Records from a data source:
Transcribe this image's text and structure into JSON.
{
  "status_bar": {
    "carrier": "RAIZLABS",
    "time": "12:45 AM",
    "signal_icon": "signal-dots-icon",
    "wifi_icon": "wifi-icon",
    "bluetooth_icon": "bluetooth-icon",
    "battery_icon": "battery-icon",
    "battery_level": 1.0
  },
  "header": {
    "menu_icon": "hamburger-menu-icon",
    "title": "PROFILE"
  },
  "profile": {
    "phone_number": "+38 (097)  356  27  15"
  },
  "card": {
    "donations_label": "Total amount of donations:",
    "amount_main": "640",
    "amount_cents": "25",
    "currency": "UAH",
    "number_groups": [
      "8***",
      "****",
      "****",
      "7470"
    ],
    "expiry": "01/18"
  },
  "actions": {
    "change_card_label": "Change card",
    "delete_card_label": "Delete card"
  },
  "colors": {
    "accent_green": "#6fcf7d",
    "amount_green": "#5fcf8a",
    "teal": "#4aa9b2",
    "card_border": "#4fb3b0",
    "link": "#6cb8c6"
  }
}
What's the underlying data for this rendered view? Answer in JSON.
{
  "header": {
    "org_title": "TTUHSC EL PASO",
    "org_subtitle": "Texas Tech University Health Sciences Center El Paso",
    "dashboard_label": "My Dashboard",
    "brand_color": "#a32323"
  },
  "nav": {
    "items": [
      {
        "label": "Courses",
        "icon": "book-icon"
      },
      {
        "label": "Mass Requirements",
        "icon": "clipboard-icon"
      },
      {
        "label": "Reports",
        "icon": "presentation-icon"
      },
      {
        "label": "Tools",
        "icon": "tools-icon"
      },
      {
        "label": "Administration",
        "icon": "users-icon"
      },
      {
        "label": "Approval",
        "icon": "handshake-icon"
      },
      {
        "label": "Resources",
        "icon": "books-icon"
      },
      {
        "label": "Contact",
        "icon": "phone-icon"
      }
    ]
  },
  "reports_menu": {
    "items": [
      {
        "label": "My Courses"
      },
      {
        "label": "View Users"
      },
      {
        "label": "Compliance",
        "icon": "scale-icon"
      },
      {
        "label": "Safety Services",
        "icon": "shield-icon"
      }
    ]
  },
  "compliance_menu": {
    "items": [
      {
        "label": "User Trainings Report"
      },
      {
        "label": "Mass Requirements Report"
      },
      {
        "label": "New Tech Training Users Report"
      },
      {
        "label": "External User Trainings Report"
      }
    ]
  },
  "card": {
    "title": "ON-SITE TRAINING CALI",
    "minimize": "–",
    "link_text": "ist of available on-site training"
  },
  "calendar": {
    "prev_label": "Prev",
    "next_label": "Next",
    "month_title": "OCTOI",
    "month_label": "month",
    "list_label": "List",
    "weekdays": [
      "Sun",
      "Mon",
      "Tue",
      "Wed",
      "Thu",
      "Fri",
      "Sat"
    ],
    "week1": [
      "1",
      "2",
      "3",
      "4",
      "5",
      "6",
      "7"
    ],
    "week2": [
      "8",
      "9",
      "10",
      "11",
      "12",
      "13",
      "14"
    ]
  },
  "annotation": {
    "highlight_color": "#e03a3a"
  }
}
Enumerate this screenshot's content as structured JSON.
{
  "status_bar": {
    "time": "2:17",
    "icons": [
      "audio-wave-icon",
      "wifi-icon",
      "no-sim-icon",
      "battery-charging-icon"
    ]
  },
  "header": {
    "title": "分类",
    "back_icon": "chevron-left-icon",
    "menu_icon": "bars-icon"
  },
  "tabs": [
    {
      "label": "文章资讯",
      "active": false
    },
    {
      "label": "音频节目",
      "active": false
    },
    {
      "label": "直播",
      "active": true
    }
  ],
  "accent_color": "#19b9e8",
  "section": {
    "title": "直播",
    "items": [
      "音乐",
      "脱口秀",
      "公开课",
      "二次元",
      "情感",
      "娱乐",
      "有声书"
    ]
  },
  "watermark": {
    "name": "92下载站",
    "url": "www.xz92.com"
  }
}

Job: Repeat all of the records above exactly as they appear.

Response to this exercise:
Transcribe this image's text and structure into JSON.
{
  "status_bar": {
    "carrier": "RAIZLABS",
    "time": "12:45 AM",
    "signal_icon": "signal-dots-icon",
    "wifi_icon": "wifi-icon",
    "bluetooth_icon": "bluetooth-icon",
    "battery_icon": "battery-icon",
    "battery_level": 1.0
  },
  "header": {
    "menu_icon": "hamburger-menu-icon",
    "title": "PROFILE"
  },
  "profile": {
    "phone_number": "+38 (097)  356  27  15"
  },
  "card": {
    "donations_label": "Total amount of donations:",
    "amount_main": "640",
    "amount_cents": "25",
    "currency": "UAH",
    "number_groups": [
      "8***",
      "****",
      "****",
      "7470"
    ],
    "expiry": "01/18"
  },
  "actions": {
    "change_card_label": "Change card",
    "delete_card_label": "Delete card"
  },
  "colors": {
    "accent_green": "#6fcf7d",
    "amount_green": "#5fcf8a",
    "teal": "#4aa9b2",
    "card_border": "#4fb3b0",
    "link": "#6cb8c6"
  }
}
What's the underlying data for this rendered view? Answer in JSON.
{
  "header": {
    "org_title": "TTUHSC EL PASO",
    "org_subtitle": "Texas Tech University Health Sciences Center El Paso",
    "dashboard_label": "My Dashboard",
    "brand_color": "#a32323"
  },
  "nav": {
    "items": [
      {
        "label": "Courses",
        "icon": "book-icon"
      },
      {
        "label": "Mass Requirements",
        "icon": "clipboard-icon"
      },
      {
        "label": "Reports",
        "icon": "presentation-icon"
      },
      {
        "label": "Tools",
        "icon": "tools-icon"
      },
      {
        "label": "Administration",
        "icon": "users-icon"
      },
      {
        "label": "Approval",
        "icon": "handshake-icon"
      },
      {
        "label": "Resources",
        "icon": "books-icon"
      },
      {
        "label": "Contact",
        "icon": "phone-icon"
      }
    ]
  },
  "reports_menu": {
    "items": [
      {
        "label": "My Courses"
      },
      {
        "label": "View Users"
      },
      {
        "label": "Compliance",
        "icon": "scale-icon"
      },
      {
        "label": "Safety Services",
        "icon": "shield-icon"
      }
    ]
  },
  "compliance_menu": {
    "items": [
      {
        "label": "User Trainings Report"
      },
      {
        "label": "Mass Requirements Report"
      },
      {
        "label": "New Tech Training Users Report"
      },
      {
        "label": "External User Trainings Report"
      }
    ]
  },
  "card": {
    "title": "ON-SITE TRAINING CALI",
    "minimize": "–",
    "link_text": "ist of available on-site training"
  },
  "calendar": {
    "prev_label": "Prev",
    "next_label": "Next",
    "month_title": "OCTOI",
    "month_label": "month",
    "list_label": "List",
    "weekdays": [
      "Sun",
      "Mon",
      "Tue",
      "Wed",
      "Thu",
      "Fri",
      "Sat"
    ],
    "week1": [
      "1",
      "2",
      "3",
      "4",
      "5",
      "6",
      "7"
    ],
    "week2": [
      "8",
      "9",
      "10",
      "11",
      "12",
      "13",
      "14"
    ]
  },
  "annotation": {
    "highlight_color": "#e03a3a"
  }
}
Enumerate this screenshot's content as structured JSON.
{
  "status_bar": {
    "time": "2:17",
    "icons": [
      "audio-wave-icon",
      "wifi-icon",
      "no-sim-icon",
      "battery-charging-icon"
    ]
  },
  "header": {
    "title": "分类",
    "back_icon": "chevron-left-icon",
    "menu_icon": "bars-icon"
  },
  "tabs": [
    {
      "label": "文章资讯",
      "active": false
    },
    {
      "label": "音频节目",
      "active": false
    },
    {
      "label": "直播",
      "active": true
    }
  ],
  "accent_color": "#19b9e8",
  "section": {
    "title": "直播",
    "items": [
      "音乐",
      "脱口秀",
      "公开课",
      "二次元",
      "情感",
      "娱乐",
      "有声书"
    ]
  },
  "watermark": {
    "name": "92下载站",
    "url": "www.xz92.com"
  }
}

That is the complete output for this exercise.